═══ Data for the task

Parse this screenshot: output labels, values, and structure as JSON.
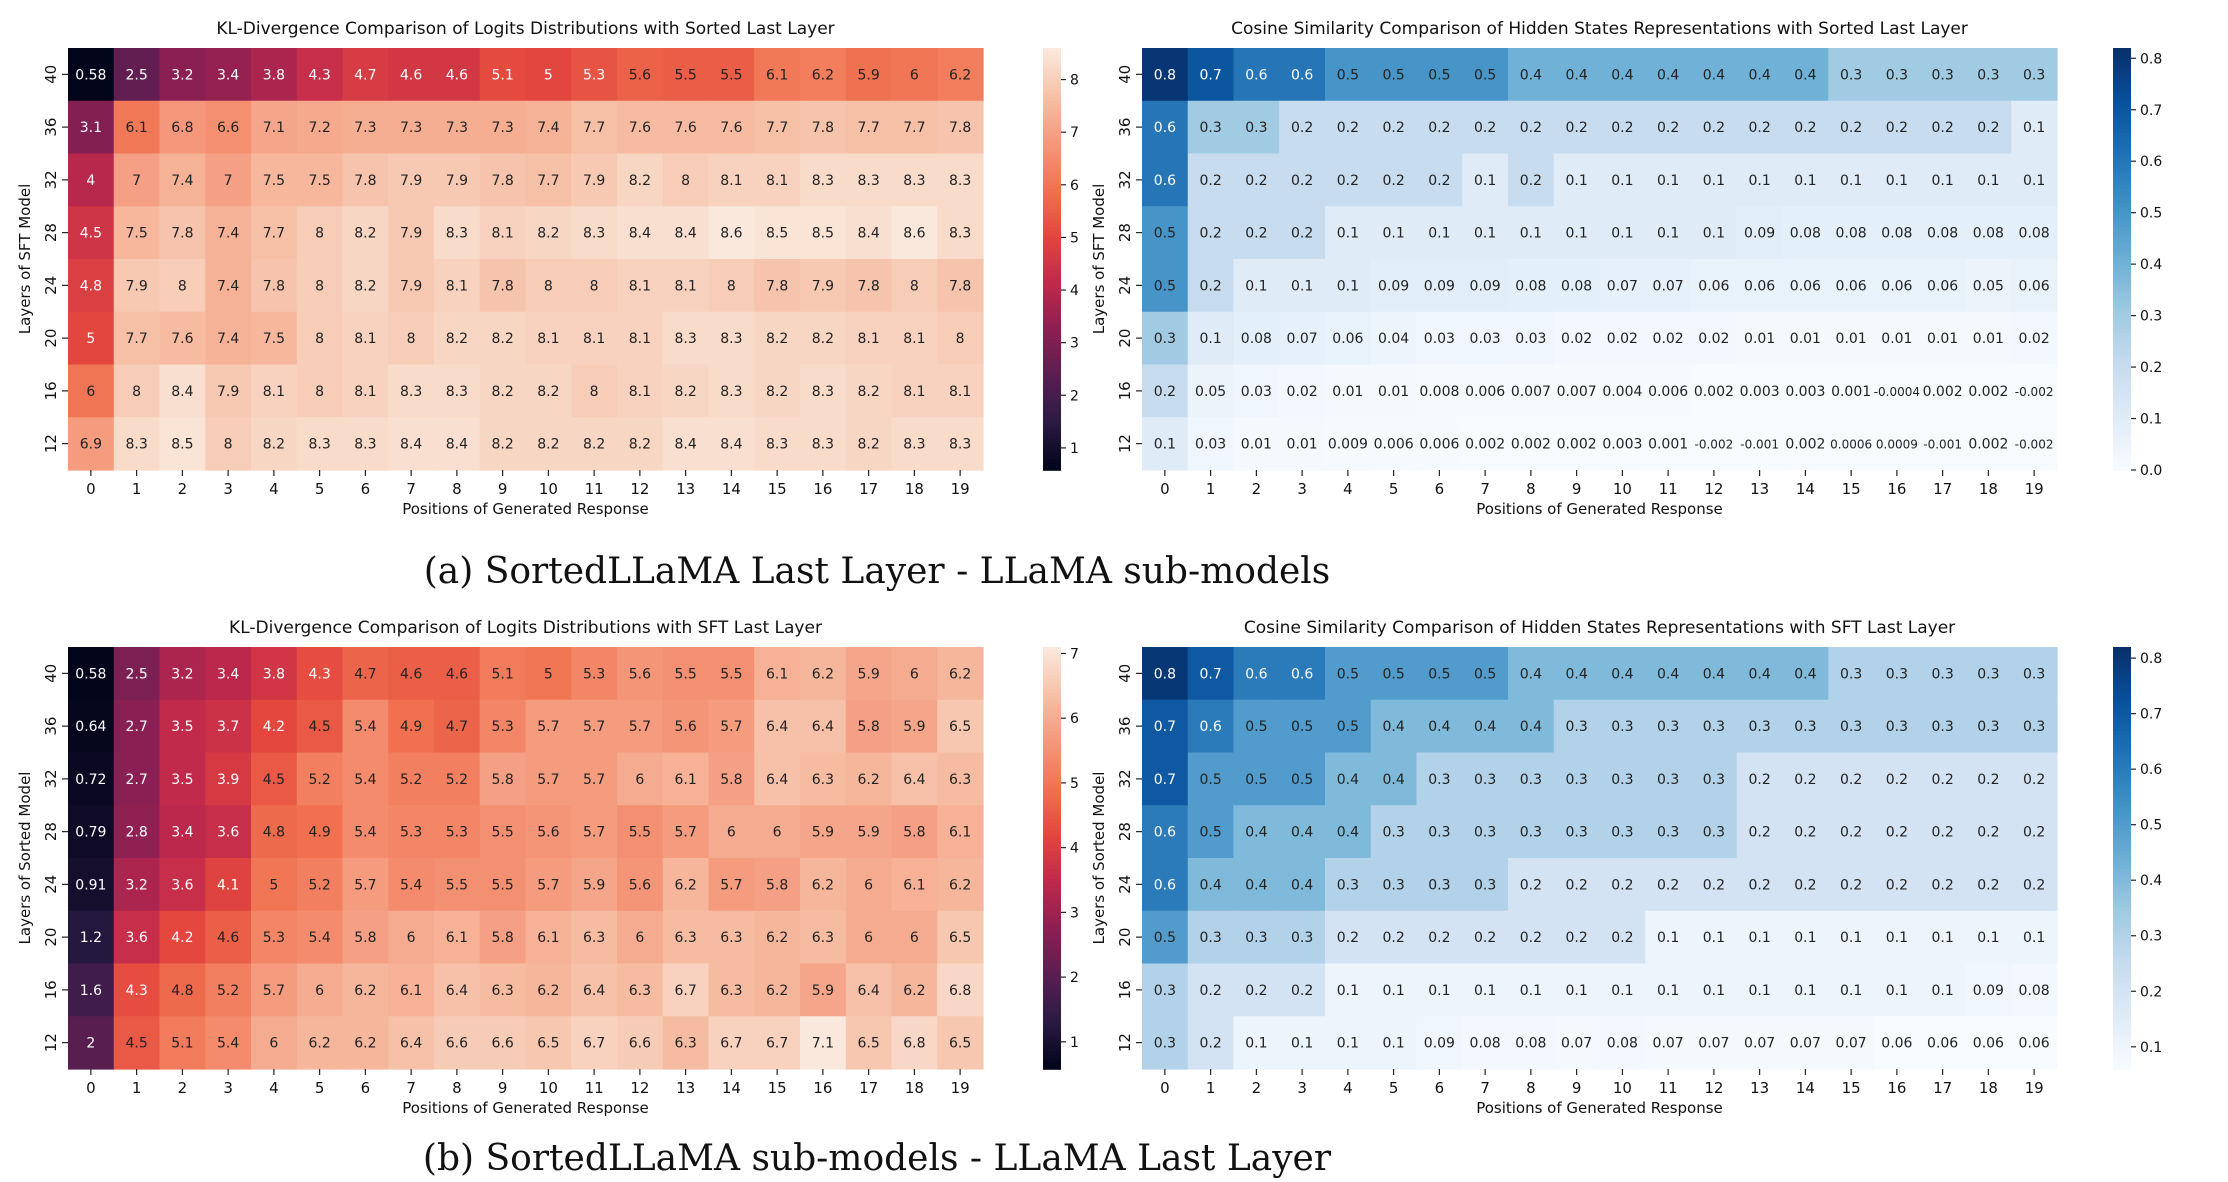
{
  "captions": [
    "(a) SortedLLaMA Last Layer - LLaMA sub-models",
    "(b) SortedLLaMA sub-models - LLaMA Last Layer"
  ],
  "chart_data": [
    {
      "type": "heatmap",
      "title": "KL-Divergence Comparison of Logits Distributions with Sorted Last Layer",
      "xlabel": "Positions of Generated Response",
      "ylabel": "Layers of SFT Model",
      "x": [
        0,
        1,
        2,
        3,
        4,
        5,
        6,
        7,
        8,
        9,
        10,
        11,
        12,
        13,
        14,
        15,
        16,
        17,
        18,
        19
      ],
      "y": [
        40,
        36,
        32,
        28,
        24,
        20,
        16,
        12
      ],
      "colormap": "rocket",
      "vmin": 0.58,
      "vmax": 8.6,
      "colorbar_ticks": [
        1,
        2,
        3,
        4,
        5,
        6,
        7,
        8
      ],
      "values": [
        [
          "0.58",
          "2.5",
          "3.2",
          "3.4",
          "3.8",
          "4.3",
          "4.7",
          "4.6",
          "4.6",
          "5.1",
          "5",
          "5.3",
          "5.6",
          "5.5",
          "5.5",
          "6.1",
          "6.2",
          "5.9",
          "6",
          "6.2"
        ],
        [
          "3.1",
          "6.1",
          "6.8",
          "6.6",
          "7.1",
          "7.2",
          "7.3",
          "7.3",
          "7.3",
          "7.3",
          "7.4",
          "7.7",
          "7.6",
          "7.6",
          "7.6",
          "7.7",
          "7.8",
          "7.7",
          "7.7",
          "7.8"
        ],
        [
          "4",
          "7",
          "7.4",
          "7",
          "7.5",
          "7.5",
          "7.8",
          "7.9",
          "7.9",
          "7.8",
          "7.7",
          "7.9",
          "8.2",
          "8",
          "8.1",
          "8.1",
          "8.3",
          "8.3",
          "8.3",
          "8.3"
        ],
        [
          "4.5",
          "7.5",
          "7.8",
          "7.4",
          "7.7",
          "8",
          "8.2",
          "7.9",
          "8.3",
          "8.1",
          "8.2",
          "8.3",
          "8.4",
          "8.4",
          "8.6",
          "8.5",
          "8.5",
          "8.4",
          "8.6",
          "8.3"
        ],
        [
          "4.8",
          "7.9",
          "8",
          "7.4",
          "7.8",
          "8",
          "8.2",
          "7.9",
          "8.1",
          "7.8",
          "8",
          "8",
          "8.1",
          "8.1",
          "8",
          "7.8",
          "7.9",
          "7.8",
          "8",
          "7.8"
        ],
        [
          "5",
          "7.7",
          "7.6",
          "7.4",
          "7.5",
          "8",
          "8.1",
          "8",
          "8.2",
          "8.2",
          "8.1",
          "8.1",
          "8.1",
          "8.3",
          "8.3",
          "8.2",
          "8.2",
          "8.1",
          "8.1",
          "8"
        ],
        [
          "6",
          "8",
          "8.4",
          "7.9",
          "8.1",
          "8",
          "8.1",
          "8.3",
          "8.3",
          "8.2",
          "8.2",
          "8",
          "8.1",
          "8.2",
          "8.3",
          "8.2",
          "8.3",
          "8.2",
          "8.1",
          "8.1"
        ],
        [
          "6.9",
          "8.3",
          "8.5",
          "8",
          "8.2",
          "8.3",
          "8.3",
          "8.4",
          "8.4",
          "8.2",
          "8.2",
          "8.2",
          "8.2",
          "8.4",
          "8.4",
          "8.3",
          "8.3",
          "8.2",
          "8.3",
          "8.3"
        ]
      ]
    },
    {
      "type": "heatmap",
      "title": "Cosine Similarity Comparison of Hidden States Representations with Sorted Last Layer",
      "xlabel": "Positions of Generated Response",
      "ylabel": "Layers of SFT Model",
      "x": [
        0,
        1,
        2,
        3,
        4,
        5,
        6,
        7,
        8,
        9,
        10,
        11,
        12,
        13,
        14,
        15,
        16,
        17,
        18,
        19
      ],
      "y": [
        40,
        36,
        32,
        28,
        24,
        20,
        16,
        12
      ],
      "colormap": "Blues",
      "vmin": 0.0,
      "vmax": 0.82,
      "colorbar_ticks": [
        "0.0",
        "0.1",
        "0.2",
        "0.3",
        "0.4",
        "0.5",
        "0.6",
        "0.7",
        "0.8"
      ],
      "values": [
        [
          "0.8",
          "0.7",
          "0.6",
          "0.6",
          "0.5",
          "0.5",
          "0.5",
          "0.5",
          "0.4",
          "0.4",
          "0.4",
          "0.4",
          "0.4",
          "0.4",
          "0.4",
          "0.3",
          "0.3",
          "0.3",
          "0.3",
          "0.3"
        ],
        [
          "0.6",
          "0.3",
          "0.3",
          "0.2",
          "0.2",
          "0.2",
          "0.2",
          "0.2",
          "0.2",
          "0.2",
          "0.2",
          "0.2",
          "0.2",
          "0.2",
          "0.2",
          "0.2",
          "0.2",
          "0.2",
          "0.2",
          "0.1"
        ],
        [
          "0.6",
          "0.2",
          "0.2",
          "0.2",
          "0.2",
          "0.2",
          "0.2",
          "0.1",
          "0.2",
          "0.1",
          "0.1",
          "0.1",
          "0.1",
          "0.1",
          "0.1",
          "0.1",
          "0.1",
          "0.1",
          "0.1",
          "0.1"
        ],
        [
          "0.5",
          "0.2",
          "0.2",
          "0.2",
          "0.1",
          "0.1",
          "0.1",
          "0.1",
          "0.1",
          "0.1",
          "0.1",
          "0.1",
          "0.1",
          "0.09",
          "0.08",
          "0.08",
          "0.08",
          "0.08",
          "0.08",
          "0.08"
        ],
        [
          "0.5",
          "0.2",
          "0.1",
          "0.1",
          "0.1",
          "0.09",
          "0.09",
          "0.09",
          "0.08",
          "0.08",
          "0.07",
          "0.07",
          "0.06",
          "0.06",
          "0.06",
          "0.06",
          "0.06",
          "0.06",
          "0.05",
          "0.06"
        ],
        [
          "0.3",
          "0.1",
          "0.08",
          "0.07",
          "0.06",
          "0.04",
          "0.03",
          "0.03",
          "0.03",
          "0.02",
          "0.02",
          "0.02",
          "0.02",
          "0.01",
          "0.01",
          "0.01",
          "0.01",
          "0.01",
          "0.01",
          "0.02"
        ],
        [
          "0.2",
          "0.05",
          "0.03",
          "0.02",
          "0.01",
          "0.01",
          "0.008",
          "0.006",
          "0.007",
          "0.007",
          "0.004",
          "0.006",
          "0.002",
          "0.003",
          "0.003",
          "0.001",
          "-0.0004",
          "0.002",
          "0.002",
          "-0.002"
        ],
        [
          "0.1",
          "0.03",
          "0.01",
          "0.01",
          "0.009",
          "0.006",
          "0.006",
          "0.002",
          "0.002",
          "0.002",
          "0.003",
          "0.001",
          "-0.002",
          "-0.001",
          "0.002",
          "0.0006",
          "0.0009",
          "-0.001",
          "0.002",
          "-0.002"
        ]
      ]
    },
    {
      "type": "heatmap",
      "title": "KL-Divergence Comparison of Logits Distributions with SFT Last Layer",
      "xlabel": "Positions of Generated Response",
      "ylabel": "Layers of Sorted Model",
      "x": [
        0,
        1,
        2,
        3,
        4,
        5,
        6,
        7,
        8,
        9,
        10,
        11,
        12,
        13,
        14,
        15,
        16,
        17,
        18,
        19
      ],
      "y": [
        40,
        36,
        32,
        28,
        24,
        20,
        16,
        12
      ],
      "colormap": "rocket",
      "vmin": 0.58,
      "vmax": 7.1,
      "colorbar_ticks": [
        1,
        2,
        3,
        4,
        5,
        6,
        7
      ],
      "values": [
        [
          "0.58",
          "2.5",
          "3.2",
          "3.4",
          "3.8",
          "4.3",
          "4.7",
          "4.6",
          "4.6",
          "5.1",
          "5",
          "5.3",
          "5.6",
          "5.5",
          "5.5",
          "6.1",
          "6.2",
          "5.9",
          "6",
          "6.2"
        ],
        [
          "0.64",
          "2.7",
          "3.5",
          "3.7",
          "4.2",
          "4.5",
          "5.4",
          "4.9",
          "4.7",
          "5.3",
          "5.7",
          "5.7",
          "5.7",
          "5.6",
          "5.7",
          "6.4",
          "6.4",
          "5.8",
          "5.9",
          "6.5"
        ],
        [
          "0.72",
          "2.7",
          "3.5",
          "3.9",
          "4.5",
          "5.2",
          "5.4",
          "5.2",
          "5.2",
          "5.8",
          "5.7",
          "5.7",
          "6",
          "6.1",
          "5.8",
          "6.4",
          "6.3",
          "6.2",
          "6.4",
          "6.3"
        ],
        [
          "0.79",
          "2.8",
          "3.4",
          "3.6",
          "4.8",
          "4.9",
          "5.4",
          "5.3",
          "5.3",
          "5.5",
          "5.6",
          "5.7",
          "5.5",
          "5.7",
          "6",
          "6",
          "5.9",
          "5.9",
          "5.8",
          "6.1"
        ],
        [
          "0.91",
          "3.2",
          "3.6",
          "4.1",
          "5",
          "5.2",
          "5.7",
          "5.4",
          "5.5",
          "5.5",
          "5.7",
          "5.9",
          "5.6",
          "6.2",
          "5.7",
          "5.8",
          "6.2",
          "6",
          "6.1",
          "6.2"
        ],
        [
          "1.2",
          "3.6",
          "4.2",
          "4.6",
          "5.3",
          "5.4",
          "5.8",
          "6",
          "6.1",
          "5.8",
          "6.1",
          "6.3",
          "6",
          "6.3",
          "6.3",
          "6.2",
          "6.3",
          "6",
          "6",
          "6.5"
        ],
        [
          "1.6",
          "4.3",
          "4.8",
          "5.2",
          "5.7",
          "6",
          "6.2",
          "6.1",
          "6.4",
          "6.3",
          "6.2",
          "6.4",
          "6.3",
          "6.7",
          "6.3",
          "6.2",
          "5.9",
          "6.4",
          "6.2",
          "6.8"
        ],
        [
          "2",
          "4.5",
          "5.1",
          "5.4",
          "6",
          "6.2",
          "6.2",
          "6.4",
          "6.6",
          "6.6",
          "6.5",
          "6.7",
          "6.6",
          "6.3",
          "6.7",
          "6.7",
          "7.1",
          "6.5",
          "6.8",
          "6.5"
        ]
      ]
    },
    {
      "type": "heatmap",
      "title": "Cosine Similarity Comparison of Hidden States Representations with SFT Last Layer",
      "xlabel": "Positions of Generated Response",
      "ylabel": "Layers of Sorted Model",
      "x": [
        0,
        1,
        2,
        3,
        4,
        5,
        6,
        7,
        8,
        9,
        10,
        11,
        12,
        13,
        14,
        15,
        16,
        17,
        18,
        19
      ],
      "y": [
        40,
        36,
        32,
        28,
        24,
        20,
        16,
        12
      ],
      "colormap": "Blues",
      "vmin": 0.06,
      "vmax": 0.82,
      "colorbar_ticks": [
        "0.1",
        "0.2",
        "0.3",
        "0.4",
        "0.5",
        "0.6",
        "0.7",
        "0.8"
      ],
      "values": [
        [
          "0.8",
          "0.7",
          "0.6",
          "0.6",
          "0.5",
          "0.5",
          "0.5",
          "0.5",
          "0.4",
          "0.4",
          "0.4",
          "0.4",
          "0.4",
          "0.4",
          "0.4",
          "0.3",
          "0.3",
          "0.3",
          "0.3",
          "0.3"
        ],
        [
          "0.7",
          "0.6",
          "0.5",
          "0.5",
          "0.5",
          "0.4",
          "0.4",
          "0.4",
          "0.4",
          "0.3",
          "0.3",
          "0.3",
          "0.3",
          "0.3",
          "0.3",
          "0.3",
          "0.3",
          "0.3",
          "0.3",
          "0.3"
        ],
        [
          "0.7",
          "0.5",
          "0.5",
          "0.5",
          "0.4",
          "0.4",
          "0.3",
          "0.3",
          "0.3",
          "0.3",
          "0.3",
          "0.3",
          "0.3",
          "0.2",
          "0.2",
          "0.2",
          "0.2",
          "0.2",
          "0.2",
          "0.2"
        ],
        [
          "0.6",
          "0.5",
          "0.4",
          "0.4",
          "0.4",
          "0.3",
          "0.3",
          "0.3",
          "0.3",
          "0.3",
          "0.3",
          "0.3",
          "0.3",
          "0.2",
          "0.2",
          "0.2",
          "0.2",
          "0.2",
          "0.2",
          "0.2"
        ],
        [
          "0.6",
          "0.4",
          "0.4",
          "0.4",
          "0.3",
          "0.3",
          "0.3",
          "0.3",
          "0.2",
          "0.2",
          "0.2",
          "0.2",
          "0.2",
          "0.2",
          "0.2",
          "0.2",
          "0.2",
          "0.2",
          "0.2",
          "0.2"
        ],
        [
          "0.5",
          "0.3",
          "0.3",
          "0.3",
          "0.2",
          "0.2",
          "0.2",
          "0.2",
          "0.2",
          "0.2",
          "0.2",
          "0.1",
          "0.1",
          "0.1",
          "0.1",
          "0.1",
          "0.1",
          "0.1",
          "0.1",
          "0.1"
        ],
        [
          "0.3",
          "0.2",
          "0.2",
          "0.2",
          "0.1",
          "0.1",
          "0.1",
          "0.1",
          "0.1",
          "0.1",
          "0.1",
          "0.1",
          "0.1",
          "0.1",
          "0.1",
          "0.1",
          "0.1",
          "0.1",
          "0.09",
          "0.08"
        ],
        [
          "0.3",
          "0.2",
          "0.1",
          "0.1",
          "0.1",
          "0.1",
          "0.09",
          "0.08",
          "0.08",
          "0.07",
          "0.08",
          "0.07",
          "0.07",
          "0.07",
          "0.07",
          "0.07",
          "0.06",
          "0.06",
          "0.06",
          "0.06"
        ]
      ]
    }
  ]
}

══════

Locate the lines above that hold the word "Comparison". Show every one of them.

      "title": "KL-Divergence Comparison of Logits Distributions with Sorted Last Layer",
      "title": "Cosine Similarity Comparison of Hidden States Representations with Sorted Last Layer",
      "title": "KL-Divergence Comparison of Logits Distributions with SFT Last Layer",
      "title": "Cosine Similarity Comparison of Hidden States Representations with SFT Last Layer",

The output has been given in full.